*REQUIRED TASK*. Can you put every line of the data below into a numbered list and leave out the blank lines?

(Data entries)
=-=-=
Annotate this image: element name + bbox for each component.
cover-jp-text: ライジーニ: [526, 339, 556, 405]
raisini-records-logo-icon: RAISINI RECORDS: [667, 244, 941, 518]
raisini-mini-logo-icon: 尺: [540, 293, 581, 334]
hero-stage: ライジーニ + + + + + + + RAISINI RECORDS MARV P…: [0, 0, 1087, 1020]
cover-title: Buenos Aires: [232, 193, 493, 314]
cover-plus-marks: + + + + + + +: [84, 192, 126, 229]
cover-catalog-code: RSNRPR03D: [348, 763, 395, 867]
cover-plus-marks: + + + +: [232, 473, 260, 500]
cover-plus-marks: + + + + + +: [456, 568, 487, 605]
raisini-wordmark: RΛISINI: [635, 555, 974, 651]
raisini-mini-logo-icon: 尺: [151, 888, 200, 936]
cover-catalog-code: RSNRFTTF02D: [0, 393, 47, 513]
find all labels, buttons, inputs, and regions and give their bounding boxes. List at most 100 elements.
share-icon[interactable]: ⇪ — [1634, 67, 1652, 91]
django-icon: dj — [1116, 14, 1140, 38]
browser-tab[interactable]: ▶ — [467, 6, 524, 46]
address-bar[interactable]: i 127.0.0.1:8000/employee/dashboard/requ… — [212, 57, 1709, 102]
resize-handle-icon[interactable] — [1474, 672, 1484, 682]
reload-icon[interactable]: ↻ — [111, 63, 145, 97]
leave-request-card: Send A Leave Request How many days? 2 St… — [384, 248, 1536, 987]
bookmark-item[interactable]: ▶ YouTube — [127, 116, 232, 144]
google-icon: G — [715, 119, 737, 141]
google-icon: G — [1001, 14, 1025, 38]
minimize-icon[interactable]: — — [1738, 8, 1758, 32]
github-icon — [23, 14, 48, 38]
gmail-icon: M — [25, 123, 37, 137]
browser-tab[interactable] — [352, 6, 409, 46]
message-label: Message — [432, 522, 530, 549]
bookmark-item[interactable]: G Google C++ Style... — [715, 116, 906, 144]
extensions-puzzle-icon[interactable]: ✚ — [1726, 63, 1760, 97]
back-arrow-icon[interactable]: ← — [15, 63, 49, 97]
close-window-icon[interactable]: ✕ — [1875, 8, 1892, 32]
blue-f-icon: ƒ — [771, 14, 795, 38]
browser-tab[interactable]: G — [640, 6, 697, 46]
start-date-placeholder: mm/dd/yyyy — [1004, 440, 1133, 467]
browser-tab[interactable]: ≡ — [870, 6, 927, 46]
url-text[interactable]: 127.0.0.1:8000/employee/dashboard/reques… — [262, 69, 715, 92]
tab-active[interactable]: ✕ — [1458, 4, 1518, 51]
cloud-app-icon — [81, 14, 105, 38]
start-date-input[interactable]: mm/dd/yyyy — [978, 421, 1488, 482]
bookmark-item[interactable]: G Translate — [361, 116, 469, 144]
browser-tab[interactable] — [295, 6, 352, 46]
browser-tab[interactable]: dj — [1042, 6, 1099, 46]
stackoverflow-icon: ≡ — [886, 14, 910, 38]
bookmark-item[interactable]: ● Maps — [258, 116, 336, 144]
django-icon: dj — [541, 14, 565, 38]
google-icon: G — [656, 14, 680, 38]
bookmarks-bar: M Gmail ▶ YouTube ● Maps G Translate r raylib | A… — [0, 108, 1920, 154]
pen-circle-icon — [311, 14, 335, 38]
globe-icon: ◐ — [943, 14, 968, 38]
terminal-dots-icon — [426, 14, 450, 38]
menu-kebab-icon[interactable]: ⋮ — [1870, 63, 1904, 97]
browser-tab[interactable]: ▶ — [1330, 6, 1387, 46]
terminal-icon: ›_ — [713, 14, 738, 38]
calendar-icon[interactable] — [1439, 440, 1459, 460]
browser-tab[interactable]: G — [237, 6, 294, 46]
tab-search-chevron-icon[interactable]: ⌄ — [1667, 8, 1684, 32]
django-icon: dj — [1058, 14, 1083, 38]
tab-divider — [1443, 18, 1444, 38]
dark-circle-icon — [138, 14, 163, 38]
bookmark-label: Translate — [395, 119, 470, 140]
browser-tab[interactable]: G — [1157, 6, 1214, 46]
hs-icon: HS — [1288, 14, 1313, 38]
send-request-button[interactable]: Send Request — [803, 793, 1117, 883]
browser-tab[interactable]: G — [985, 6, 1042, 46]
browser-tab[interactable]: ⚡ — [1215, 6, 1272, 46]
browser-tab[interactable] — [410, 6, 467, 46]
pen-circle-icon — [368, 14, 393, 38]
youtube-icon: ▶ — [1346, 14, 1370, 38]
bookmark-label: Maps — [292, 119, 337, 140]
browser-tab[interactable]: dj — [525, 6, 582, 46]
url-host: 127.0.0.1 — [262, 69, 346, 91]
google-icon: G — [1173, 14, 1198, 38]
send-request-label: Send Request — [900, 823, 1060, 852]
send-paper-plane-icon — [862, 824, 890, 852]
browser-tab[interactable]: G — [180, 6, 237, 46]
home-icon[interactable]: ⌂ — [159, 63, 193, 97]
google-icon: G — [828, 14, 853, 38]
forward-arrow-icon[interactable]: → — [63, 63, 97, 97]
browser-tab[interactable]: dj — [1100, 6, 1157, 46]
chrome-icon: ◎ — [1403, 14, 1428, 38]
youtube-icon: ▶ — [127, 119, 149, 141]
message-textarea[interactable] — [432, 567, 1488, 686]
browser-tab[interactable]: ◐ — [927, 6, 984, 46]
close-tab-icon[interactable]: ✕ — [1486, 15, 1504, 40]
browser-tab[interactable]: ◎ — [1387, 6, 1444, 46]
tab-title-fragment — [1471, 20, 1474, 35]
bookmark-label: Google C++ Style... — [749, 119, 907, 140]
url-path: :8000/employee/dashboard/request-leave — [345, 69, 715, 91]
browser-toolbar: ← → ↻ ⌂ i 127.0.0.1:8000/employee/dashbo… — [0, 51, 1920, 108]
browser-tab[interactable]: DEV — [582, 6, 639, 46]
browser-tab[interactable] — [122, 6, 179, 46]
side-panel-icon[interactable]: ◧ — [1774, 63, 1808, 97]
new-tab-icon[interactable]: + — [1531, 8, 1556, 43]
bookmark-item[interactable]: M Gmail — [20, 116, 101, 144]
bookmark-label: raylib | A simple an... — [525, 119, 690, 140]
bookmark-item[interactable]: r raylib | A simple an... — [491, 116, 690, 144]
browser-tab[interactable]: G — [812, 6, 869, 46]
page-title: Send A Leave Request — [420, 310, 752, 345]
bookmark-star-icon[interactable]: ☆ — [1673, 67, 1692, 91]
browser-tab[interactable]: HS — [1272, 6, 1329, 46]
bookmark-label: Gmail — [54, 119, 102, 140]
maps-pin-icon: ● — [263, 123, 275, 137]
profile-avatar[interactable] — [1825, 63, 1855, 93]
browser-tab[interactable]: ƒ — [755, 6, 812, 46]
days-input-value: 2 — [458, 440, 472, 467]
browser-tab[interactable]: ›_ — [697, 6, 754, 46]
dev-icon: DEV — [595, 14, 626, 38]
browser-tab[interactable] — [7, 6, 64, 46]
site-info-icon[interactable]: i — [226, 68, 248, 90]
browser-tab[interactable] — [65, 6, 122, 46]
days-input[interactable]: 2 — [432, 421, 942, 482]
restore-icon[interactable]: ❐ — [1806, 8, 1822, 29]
=-=-=
*SOLVED EXERCISE*.
1. Annotate this image: element name + bbox for each component.
2. cover-jp-text: ライジーニ: [526, 339, 556, 405]
3. raisini-records-logo-icon: RAISINI RECORDS: [667, 244, 941, 518]
4. raisini-mini-logo-icon: 尺: [540, 293, 581, 334]
5. hero-stage: ライジーニ + + + + + + + RAISINI RECORDS MARV P…: [0, 0, 1087, 1020]
6. cover-title: Buenos Aires: [232, 193, 493, 314]
7. cover-plus-marks: + + + + + + +: [84, 192, 126, 229]
8. cover-catalog-code: RSNRPR03D: [348, 763, 395, 867]
9. cover-plus-marks: + + + +: [232, 473, 260, 500]
10. cover-plus-marks: + + + + + +: [456, 568, 487, 605]
11. raisini-wordmark: RΛISINI: [635, 555, 974, 651]
12. raisini-mini-logo-icon: 尺: [151, 888, 200, 936]
13. cover-catalog-code: RSNRFTTF02D: [0, 393, 47, 513]
14. find all labels, buttons, inputs, and regions and give their bounding boxes. List at most 100 elements.
15. share-icon[interactable]: ⇪ — [1634, 67, 1652, 91]
16. django-icon: dj — [1116, 14, 1140, 38]
17. browser-tab[interactable]: ▶ — [467, 6, 524, 46]
18. address-bar[interactable]: i 127.0.0.1:8000/employee/dashboard/requ… — [212, 57, 1709, 102]
19. resize-handle-icon[interactable] — [1474, 672, 1484, 682]
20. reload-icon[interactable]: ↻ — [111, 63, 145, 97]
21. leave-request-card: Send A Leave Request How many days? 2 St… — [384, 248, 1536, 987]
22. bookmark-item[interactable]: ▶ YouTube — [127, 116, 232, 144]
23. google-icon: G — [715, 119, 737, 141]
24. google-icon: G — [1001, 14, 1025, 38]
25. minimize-icon[interactable]: — — [1738, 8, 1758, 32]
26. github-icon — [23, 14, 48, 38]
27. gmail-icon: M — [25, 123, 37, 137]
28. browser-tab[interactable] — [352, 6, 409, 46]
29. message-label: Message — [432, 522, 530, 549]
30. bookmark-item[interactable]: G Google C++ Style... — [715, 116, 906, 144]
31. extensions-puzzle-icon[interactable]: ✚ — [1726, 63, 1760, 97]
32. back-arrow-icon[interactable]: ← — [15, 63, 49, 97]
33. close-window-icon[interactable]: ✕ — [1875, 8, 1892, 32]
34. blue-f-icon: ƒ — [771, 14, 795, 38]
35. browser-tab[interactable]: G — [640, 6, 697, 46]
36. start-date-placeholder: mm/dd/yyyy — [1004, 440, 1133, 467]
37. browser-tab[interactable]: ≡ — [870, 6, 927, 46]
38. url-text[interactable]: 127.0.0.1:8000/employee/dashboard/reques… — [262, 69, 715, 92]
39. tab-active[interactable]: ✕ — [1458, 4, 1518, 51]
40. cloud-app-icon — [81, 14, 105, 38]
41. start-date-input[interactable]: mm/dd/yyyy — [978, 421, 1488, 482]
42. bookmark-item[interactable]: G Translate — [361, 116, 469, 144]
43. browser-tab[interactable] — [295, 6, 352, 46]
44. browser-tab[interactable]: dj — [1042, 6, 1099, 46]
45. stackoverflow-icon: ≡ — [886, 14, 910, 38]
46. bookmark-item[interactable]: ● Maps — [258, 116, 336, 144]
47. django-icon: dj — [541, 14, 565, 38]
48. google-icon: G — [656, 14, 680, 38]
49. bookmarks-bar: M Gmail ▶ YouTube ● Maps G Translate r raylib | A… — [0, 108, 1920, 154]
50. pen-circle-icon — [311, 14, 335, 38]
51. globe-icon: ◐ — [943, 14, 968, 38]
52. terminal-dots-icon — [426, 14, 450, 38]
53. menu-kebab-icon[interactable]: ⋮ — [1870, 63, 1904, 97]
54. browser-tab[interactable]: ▶ — [1330, 6, 1387, 46]
55. terminal-icon: ›_ — [713, 14, 738, 38]
56. calendar-icon[interactable] — [1439, 440, 1459, 460]
57. browser-tab[interactable]: G — [237, 6, 294, 46]
58. tab-search-chevron-icon[interactable]: ⌄ — [1667, 8, 1684, 32]
59. django-icon: dj — [1058, 14, 1083, 38]
60. tab-divider — [1443, 18, 1444, 38]
61. dark-circle-icon — [138, 14, 163, 38]
62. bookmark-label: Translate — [395, 119, 470, 140]
63. browser-tab[interactable]: G — [1157, 6, 1214, 46]
64. hs-icon: HS — [1288, 14, 1313, 38]
65. send-request-button[interactable]: Send Request — [803, 793, 1117, 883]
66. browser-tab[interactable]: G — [985, 6, 1042, 46]
67. browser-tab[interactable]: ⚡ — [1215, 6, 1272, 46]
68. browser-tab[interactable] — [410, 6, 467, 46]
69. pen-circle-icon — [368, 14, 393, 38]
70. youtube-icon: ▶ — [1346, 14, 1370, 38]
71. bookmark-label: Maps — [292, 119, 337, 140]
72. browser-tab[interactable]: dj — [525, 6, 582, 46]
73. url-host: 127.0.0.1 — [262, 69, 346, 91]
74. google-icon: G — [1173, 14, 1198, 38]
75. send-request-label: Send Request — [900, 823, 1060, 852]
76. send-paper-plane-icon — [862, 824, 890, 852]
77. browser-tab[interactable]: G — [180, 6, 237, 46]
78. home-icon[interactable]: ⌂ — [159, 63, 193, 97]
79. google-icon: G — [828, 14, 853, 38]
80. forward-arrow-icon[interactable]: → — [63, 63, 97, 97]
81. browser-tab[interactable]: dj — [1100, 6, 1157, 46]
82. chrome-icon: ◎ — [1403, 14, 1428, 38]
83. youtube-icon: ▶ — [127, 119, 149, 141]
84. message-textarea[interactable] — [432, 567, 1488, 686]
85. browser-tab[interactable]: ◐ — [927, 6, 984, 46]
86. close-tab-icon[interactable]: ✕ — [1486, 15, 1504, 40]
87. browser-tab[interactable]: ◎ — [1387, 6, 1444, 46]
88. tab-title-fragment — [1471, 20, 1474, 35]
89. bookmark-label: Google C++ Style... — [749, 119, 907, 140]
90. url-path: :8000/employee/dashboard/request-leave — [345, 69, 715, 91]
91. browser-toolbar: ← → ↻ ⌂ i 127.0.0.1:8000/employee/dashbo… — [0, 51, 1920, 108]
92. browser-tab[interactable]: DEV — [582, 6, 639, 46]
93. browser-tab[interactable] — [122, 6, 179, 46]
94. side-panel-icon[interactable]: ◧ — [1774, 63, 1808, 97]
95. new-tab-icon[interactable]: + — [1531, 8, 1556, 43]
96. bookmark-item[interactable]: M Gmail — [20, 116, 101, 144]
97. bookmark-label: raylib | A simple an... — [525, 119, 690, 140]
98. bookmark-item[interactable]: r raylib | A simple an... — [491, 116, 690, 144]
99. browser-tab[interactable]: G — [812, 6, 869, 46]
100. page-title: Send A Leave Request — [420, 310, 752, 345]
101. bookmark-star-icon[interactable]: ☆ — [1673, 67, 1692, 91]
102. browser-tab[interactable]: HS — [1272, 6, 1329, 46]
103. bookmark-label: Gmail — [54, 119, 102, 140]
104. maps-pin-icon: ● — [263, 123, 275, 137]
105. profile-avatar[interactable] — [1825, 63, 1855, 93]
106. browser-tab[interactable]: ƒ — [755, 6, 812, 46]
107. days-input-value: 2 — [458, 440, 472, 467]
108. browser-tab[interactable]: ›_ — [697, 6, 754, 46]
109. dev-icon: DEV — [595, 14, 626, 38]
110. browser-tab[interactable] — [7, 6, 64, 46]
111. site-info-icon[interactable]: i — [226, 68, 248, 90]
112. browser-tab[interactable] — [65, 6, 122, 46]
113. days-input[interactable]: 2 — [432, 421, 942, 482]
114. restore-icon[interactable]: ❐ — [1806, 8, 1822, 29]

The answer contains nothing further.